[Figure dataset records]
* START *

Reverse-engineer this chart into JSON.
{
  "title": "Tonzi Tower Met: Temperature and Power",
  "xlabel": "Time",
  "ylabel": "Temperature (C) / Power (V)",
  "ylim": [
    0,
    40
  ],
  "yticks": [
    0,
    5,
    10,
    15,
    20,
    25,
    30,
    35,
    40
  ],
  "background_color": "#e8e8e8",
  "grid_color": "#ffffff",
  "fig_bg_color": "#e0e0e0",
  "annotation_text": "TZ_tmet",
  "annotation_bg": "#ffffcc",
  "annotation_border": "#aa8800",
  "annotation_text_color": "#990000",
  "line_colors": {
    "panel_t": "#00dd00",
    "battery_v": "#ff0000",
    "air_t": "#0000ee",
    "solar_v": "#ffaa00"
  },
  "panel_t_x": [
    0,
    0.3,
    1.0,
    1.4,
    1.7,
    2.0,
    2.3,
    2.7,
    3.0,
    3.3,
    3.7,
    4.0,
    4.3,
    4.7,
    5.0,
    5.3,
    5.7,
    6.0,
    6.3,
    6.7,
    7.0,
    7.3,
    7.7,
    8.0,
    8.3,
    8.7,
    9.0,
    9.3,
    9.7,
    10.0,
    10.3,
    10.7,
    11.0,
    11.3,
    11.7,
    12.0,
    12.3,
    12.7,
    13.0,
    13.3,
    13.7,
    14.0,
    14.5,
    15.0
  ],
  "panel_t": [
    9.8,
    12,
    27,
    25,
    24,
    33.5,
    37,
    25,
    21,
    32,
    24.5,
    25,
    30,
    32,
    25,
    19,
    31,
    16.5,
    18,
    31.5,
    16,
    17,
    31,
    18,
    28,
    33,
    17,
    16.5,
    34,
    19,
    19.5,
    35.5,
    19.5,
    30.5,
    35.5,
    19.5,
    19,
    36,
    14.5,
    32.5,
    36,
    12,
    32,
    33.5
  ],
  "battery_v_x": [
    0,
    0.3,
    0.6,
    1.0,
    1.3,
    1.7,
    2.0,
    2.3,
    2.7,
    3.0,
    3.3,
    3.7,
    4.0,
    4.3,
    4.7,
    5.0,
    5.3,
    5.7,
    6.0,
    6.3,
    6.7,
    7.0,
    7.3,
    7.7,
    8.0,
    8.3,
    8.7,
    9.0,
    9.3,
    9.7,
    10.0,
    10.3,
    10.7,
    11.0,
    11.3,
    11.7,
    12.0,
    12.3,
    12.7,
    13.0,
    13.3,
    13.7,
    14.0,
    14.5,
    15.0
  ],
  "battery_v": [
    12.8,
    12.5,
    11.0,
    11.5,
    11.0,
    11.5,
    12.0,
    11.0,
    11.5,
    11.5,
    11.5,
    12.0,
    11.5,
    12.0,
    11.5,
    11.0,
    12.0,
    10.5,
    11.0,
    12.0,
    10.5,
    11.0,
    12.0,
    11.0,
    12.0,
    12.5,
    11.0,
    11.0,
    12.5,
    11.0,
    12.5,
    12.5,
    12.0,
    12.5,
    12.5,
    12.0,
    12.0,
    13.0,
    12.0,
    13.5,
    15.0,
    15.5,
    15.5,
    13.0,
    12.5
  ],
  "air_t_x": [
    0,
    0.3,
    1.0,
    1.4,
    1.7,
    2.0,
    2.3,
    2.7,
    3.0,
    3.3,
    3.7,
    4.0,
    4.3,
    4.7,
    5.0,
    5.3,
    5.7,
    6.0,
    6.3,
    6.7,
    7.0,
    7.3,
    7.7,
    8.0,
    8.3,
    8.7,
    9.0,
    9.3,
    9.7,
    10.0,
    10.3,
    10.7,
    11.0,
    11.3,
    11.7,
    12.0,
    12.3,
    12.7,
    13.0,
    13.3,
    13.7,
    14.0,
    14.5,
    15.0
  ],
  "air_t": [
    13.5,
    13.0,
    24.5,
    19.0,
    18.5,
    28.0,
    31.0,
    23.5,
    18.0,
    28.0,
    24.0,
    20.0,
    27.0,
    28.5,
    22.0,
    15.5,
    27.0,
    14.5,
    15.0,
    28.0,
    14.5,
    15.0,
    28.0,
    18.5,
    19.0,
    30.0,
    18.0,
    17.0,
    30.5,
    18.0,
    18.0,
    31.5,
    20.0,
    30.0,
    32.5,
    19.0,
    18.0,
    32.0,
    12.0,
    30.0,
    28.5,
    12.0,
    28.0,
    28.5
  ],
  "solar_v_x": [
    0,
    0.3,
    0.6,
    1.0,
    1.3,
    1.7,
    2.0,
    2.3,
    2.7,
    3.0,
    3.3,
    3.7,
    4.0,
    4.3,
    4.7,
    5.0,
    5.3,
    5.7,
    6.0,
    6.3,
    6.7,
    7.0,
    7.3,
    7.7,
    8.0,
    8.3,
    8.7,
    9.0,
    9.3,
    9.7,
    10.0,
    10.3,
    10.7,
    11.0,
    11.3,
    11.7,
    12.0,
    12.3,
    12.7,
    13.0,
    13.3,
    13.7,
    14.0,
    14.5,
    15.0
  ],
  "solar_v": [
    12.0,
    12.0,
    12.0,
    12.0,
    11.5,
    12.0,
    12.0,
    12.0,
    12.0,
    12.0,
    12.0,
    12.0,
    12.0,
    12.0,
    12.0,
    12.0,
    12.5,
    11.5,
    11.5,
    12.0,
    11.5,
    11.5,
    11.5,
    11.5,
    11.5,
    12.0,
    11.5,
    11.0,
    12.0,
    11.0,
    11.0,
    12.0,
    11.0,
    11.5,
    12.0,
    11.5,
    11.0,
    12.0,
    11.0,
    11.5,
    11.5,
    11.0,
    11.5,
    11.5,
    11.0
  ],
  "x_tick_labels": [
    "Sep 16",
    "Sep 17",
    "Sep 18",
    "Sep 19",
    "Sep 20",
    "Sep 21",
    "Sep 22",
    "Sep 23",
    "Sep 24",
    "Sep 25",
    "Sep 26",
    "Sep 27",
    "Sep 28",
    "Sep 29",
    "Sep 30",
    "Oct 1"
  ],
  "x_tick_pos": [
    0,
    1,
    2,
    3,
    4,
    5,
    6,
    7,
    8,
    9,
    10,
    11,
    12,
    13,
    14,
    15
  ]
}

* END *

• Given problem: Gather every line from the listing above in which the word "Temperature" appears.

• The answer:
  "title": "Tonzi Tower Met: Temperature and Power",
  "ylabel": "Temperature (C) / Power (V)",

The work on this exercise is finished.